• Problem
Return every line below that contains the word "Polygon", matching case exactly.

• Input rows
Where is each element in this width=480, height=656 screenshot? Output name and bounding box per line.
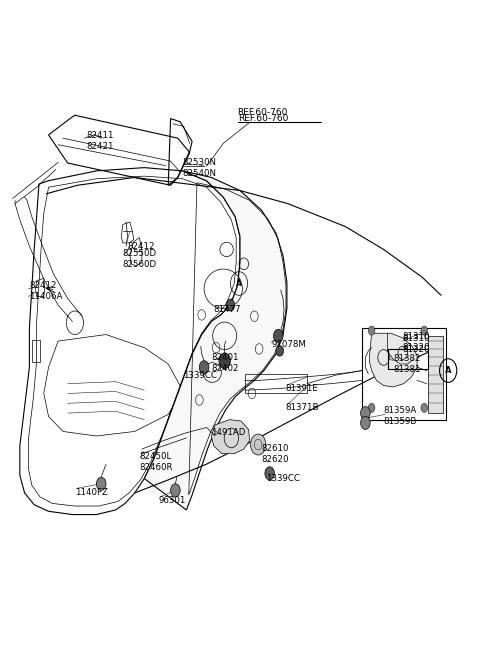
Text: 81310
81320: 81310 81320 [403,335,430,354]
Text: 81391E: 81391E [286,384,318,393]
Text: REF.60-760: REF.60-760 [239,114,289,123]
Circle shape [360,417,370,430]
Text: 81382
81381: 81382 81381 [393,354,420,374]
Circle shape [276,346,284,356]
Text: 82412: 82412 [128,241,155,251]
Circle shape [421,403,428,413]
Circle shape [219,353,230,369]
Circle shape [226,299,235,311]
Polygon shape [144,171,287,510]
Text: 81310
81320: 81310 81320 [403,333,430,352]
Circle shape [421,326,428,335]
Text: 81477: 81477 [214,305,241,314]
Text: 97078M: 97078M [271,340,306,349]
Circle shape [274,329,283,342]
Circle shape [360,407,370,420]
Text: A: A [445,366,452,375]
Text: 81359A
81359B: 81359A 81359B [384,406,417,426]
Text: A: A [236,279,242,288]
Text: 82530N
82540N: 82530N 82540N [182,157,216,178]
Text: 82401
82402: 82401 82402 [211,353,239,373]
Text: 1339CC: 1339CC [266,474,300,483]
Circle shape [199,361,209,374]
Text: REF.60-760: REF.60-760 [238,108,288,117]
Text: 82610
82620: 82610 82620 [262,443,289,464]
Circle shape [170,483,180,497]
Text: 96301: 96301 [158,496,186,504]
Text: 82412: 82412 [29,281,57,290]
Polygon shape [211,420,250,454]
Circle shape [265,467,275,480]
Text: 82411
82421: 82411 82421 [87,131,114,152]
Text: 82550D
82560D: 82550D 82560D [123,249,157,270]
Circle shape [368,326,375,335]
Text: 1140FZ: 1140FZ [75,489,108,497]
Text: 1491AD: 1491AD [211,428,246,438]
Text: 1339CC: 1339CC [182,371,216,380]
Circle shape [96,478,106,490]
Circle shape [251,434,266,455]
Text: 82450L
82460R: 82450L 82460R [140,452,173,472]
Text: 11406A: 11406A [29,292,63,301]
Polygon shape [369,333,417,387]
Text: 81371B: 81371B [286,403,319,413]
Circle shape [368,403,375,413]
Polygon shape [428,336,444,413]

• Answer below
Polygon shape [144,171,287,510]
Polygon shape [211,420,250,454]
Polygon shape [369,333,417,387]
Polygon shape [428,336,444,413]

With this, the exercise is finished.